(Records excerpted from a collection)

+-------+

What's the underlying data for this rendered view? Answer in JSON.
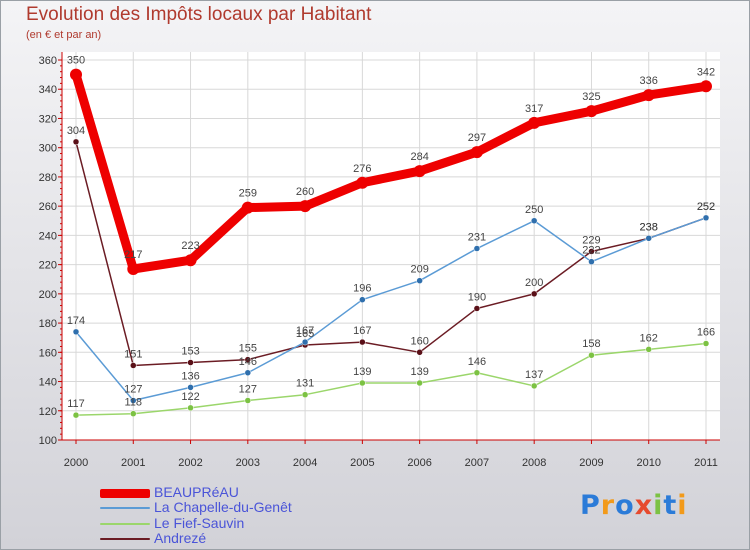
{
  "title": "Evolution des Impôts locaux par Habitant",
  "subtitle": "(en € et par an)",
  "logo": {
    "text": "Proxiti",
    "letters": [
      "P",
      "r",
      "o",
      "x",
      "i",
      "t",
      "i"
    ],
    "colors": [
      "#2b7bd8",
      "#f29a1a",
      "#2b7bd8",
      "#e64a2e",
      "#7cc243",
      "#2b7bd8",
      "#f29a1a"
    ]
  },
  "chart_data": {
    "type": "line",
    "title": "Evolution des Impôts locaux par Habitant",
    "subtitle": "(en € et par an)",
    "xlabel": "",
    "ylabel": "",
    "categories": [
      "2000",
      "2001",
      "2002",
      "2003",
      "2004",
      "2005",
      "2006",
      "2007",
      "2008",
      "2009",
      "2010",
      "2011"
    ],
    "ylim": [
      100,
      360
    ],
    "yticks": [
      100,
      120,
      140,
      160,
      180,
      200,
      220,
      240,
      260,
      280,
      300,
      320,
      340,
      360
    ],
    "grid": true,
    "legend_position": "bottom-left",
    "series": [
      {
        "name": "BEAUPRéAU",
        "color": "#ee0000",
        "marker": "#ee0000",
        "width": 9,
        "values": [
          350,
          217,
          223,
          259,
          260,
          276,
          284,
          297,
          317,
          325,
          336,
          342
        ]
      },
      {
        "name": "La Chapelle-du-Genêt",
        "color": "#5b9bd5",
        "marker": "#2f6fad",
        "width": 1.5,
        "values": [
          174,
          127,
          136,
          146,
          167,
          196,
          209,
          231,
          250,
          222,
          238,
          252
        ]
      },
      {
        "name": "Le Fief-Sauvin",
        "color": "#9bd66b",
        "marker": "#7cc243",
        "width": 1.5,
        "values": [
          117,
          118,
          122,
          127,
          131,
          139,
          139,
          146,
          137,
          158,
          162,
          166
        ]
      },
      {
        "name": "Andrezé",
        "color": "#6b1c24",
        "marker": "#5a1018",
        "width": 1.5,
        "values": [
          304,
          151,
          153,
          155,
          165,
          167,
          160,
          190,
          200,
          229,
          238,
          252
        ]
      }
    ]
  }
}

+-------+

▸ **What to work on**
Transcribe all the lines above exactly, apart from the pictures.

▸ **Task result**
What's the underlying data for this rendered view? Answer in JSON.
{
  "title": "Evolution des Impôts locaux par Habitant",
  "subtitle": "(en € et par an)",
  "logo": {
    "text": "Proxiti",
    "letters": [
      "P",
      "r",
      "o",
      "x",
      "i",
      "t",
      "i"
    ],
    "colors": [
      "#2b7bd8",
      "#f29a1a",
      "#2b7bd8",
      "#e64a2e",
      "#7cc243",
      "#2b7bd8",
      "#f29a1a"
    ]
  },
  "chart_data": {
    "type": "line",
    "title": "Evolution des Impôts locaux par Habitant",
    "subtitle": "(en € et par an)",
    "xlabel": "",
    "ylabel": "",
    "categories": [
      "2000",
      "2001",
      "2002",
      "2003",
      "2004",
      "2005",
      "2006",
      "2007",
      "2008",
      "2009",
      "2010",
      "2011"
    ],
    "ylim": [
      100,
      360
    ],
    "yticks": [
      100,
      120,
      140,
      160,
      180,
      200,
      220,
      240,
      260,
      280,
      300,
      320,
      340,
      360
    ],
    "grid": true,
    "legend_position": "bottom-left",
    "series": [
      {
        "name": "BEAUPRéAU",
        "color": "#ee0000",
        "marker": "#ee0000",
        "width": 9,
        "values": [
          350,
          217,
          223,
          259,
          260,
          276,
          284,
          297,
          317,
          325,
          336,
          342
        ]
      },
      {
        "name": "La Chapelle-du-Genêt",
        "color": "#5b9bd5",
        "marker": "#2f6fad",
        "width": 1.5,
        "values": [
          174,
          127,
          136,
          146,
          167,
          196,
          209,
          231,
          250,
          222,
          238,
          252
        ]
      },
      {
        "name": "Le Fief-Sauvin",
        "color": "#9bd66b",
        "marker": "#7cc243",
        "width": 1.5,
        "values": [
          117,
          118,
          122,
          127,
          131,
          139,
          139,
          146,
          137,
          158,
          162,
          166
        ]
      },
      {
        "name": "Andrezé",
        "color": "#6b1c24",
        "marker": "#5a1018",
        "width": 1.5,
        "values": [
          304,
          151,
          153,
          155,
          165,
          167,
          160,
          190,
          200,
          229,
          238,
          252
        ]
      }
    ]
  }
}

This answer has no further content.